> Work instructions
Below are records; count the lines among them that include the string "Kanervo", and state only the number.

> Records for this task
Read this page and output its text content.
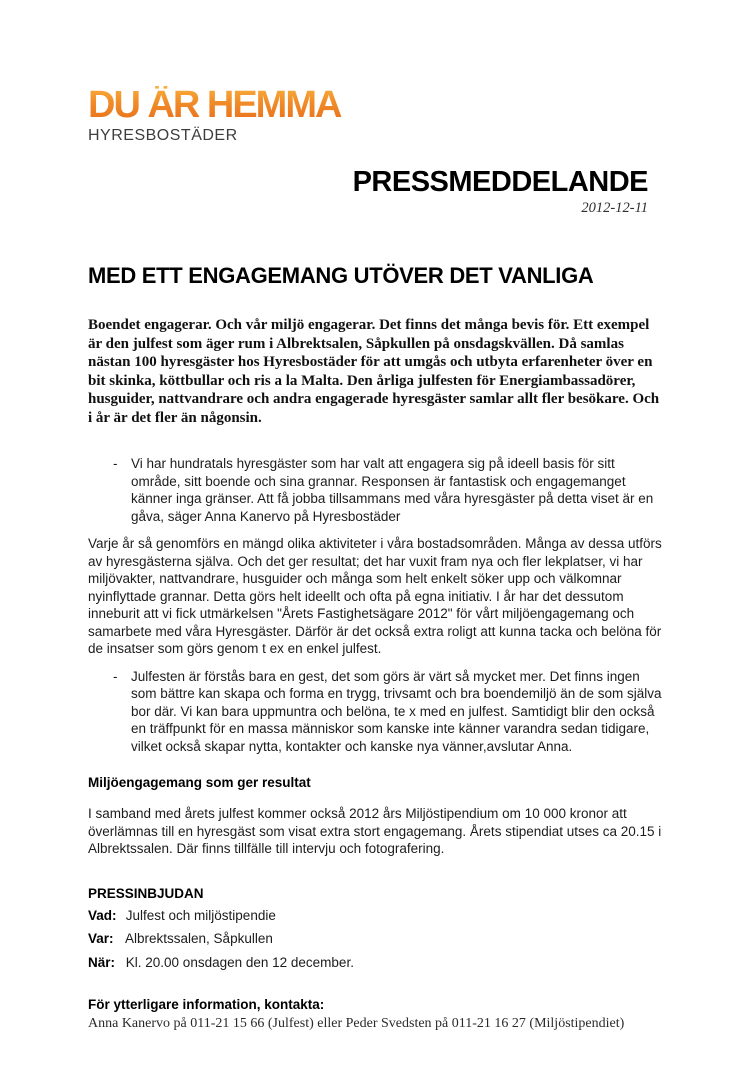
DU ÄR HEMMA
HYRESBOSTÄDER
PRESSMEDDELANDE
2012-12-11
MED ETT ENGAGEMANG UTÖVER DET VANLIGA

Boendet engagerar. Och vår miljö engagerar. Det finns det många bevis för. Ett exempel är den julfest som äger rum i Albrektsalen, Såpkullen på onsdagskvällen. Då samlas nästan 100 hyresgäster hos Hyresbostäder för att umgås och utbyta erfarenheter över en bit skinka, köttbullar och ris a la Malta. Den årliga julfesten för Energiambassadörer, husguider, nattvandrare och andra engagerade hyresgäster samlar allt fler besökare. Och i år är det fler än någonsin.

-	Vi har hundratals hyresgäster som har valt att engagera sig på ideell basis för sitt område, sitt boende och sina grannar. Responsen är fantastisk och engagemanget känner inga gränser. Att få jobba tillsammans med våra hyresgäster på detta viset är en gåva, säger Anna Kanervo på Hyresbostäder

Varje år så genomförs en mängd olika aktiviteter i våra bostadsområden. Många av dessa utförs av hyresgästerna själva. Och det ger resultat; det har vuxit fram nya och fler lekplatser, vi har miljövakter, nattvandrare, husguider och många som helt enkelt söker upp och välkomnar nyinflyttade grannar. Detta görs helt ideellt och ofta på egna initiativ. I år har det dessutom inneburit att vi fick utmärkelsen "Årets Fastighetsägare 2012" för vårt miljöengagemang och samarbete med våra Hyresgäster. Därför är det också extra roligt att kunna tacka och belöna för de insatser som görs genom t ex en enkel julfest.

-	Julfesten är förstås bara en gest, det som görs är värt så mycket mer. Det finns ingen som bättre kan skapa och forma en trygg, trivsamt och bra boendemiljö än de som själva bor där. Vi kan bara uppmuntra och belöna, te x med en julfest. Samtidigt blir den också en träffpunkt för en massa människor som kanske inte känner varandra sedan tidigare, vilket också skapar nytta, kontakter och kanske nya vänner,avslutar Anna.

Miljöengagemang som ger resultat

I samband med årets julfest kommer också 2012 års Miljöstipendium om 10 000 kronor att överlämnas till en hyresgäst som visat extra stort engagemang. Årets stipendiat utses ca 20.15 i Albrektssalen. Där finns tillfälle till intervju och fotografering.

PRESSINBJUDAN
Vad: Julfest och miljöstipendie
Var: Albrektssalen, Såpkullen
När: Kl. 20.00 onsdagen den 12 december.
För ytterligare information, kontakta:

Anna Kanervo på 011-21 15 66 (Julfest) eller Peder Svedsten på 011-21 16 27 (Miljöstipendiet)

> Exercise result
2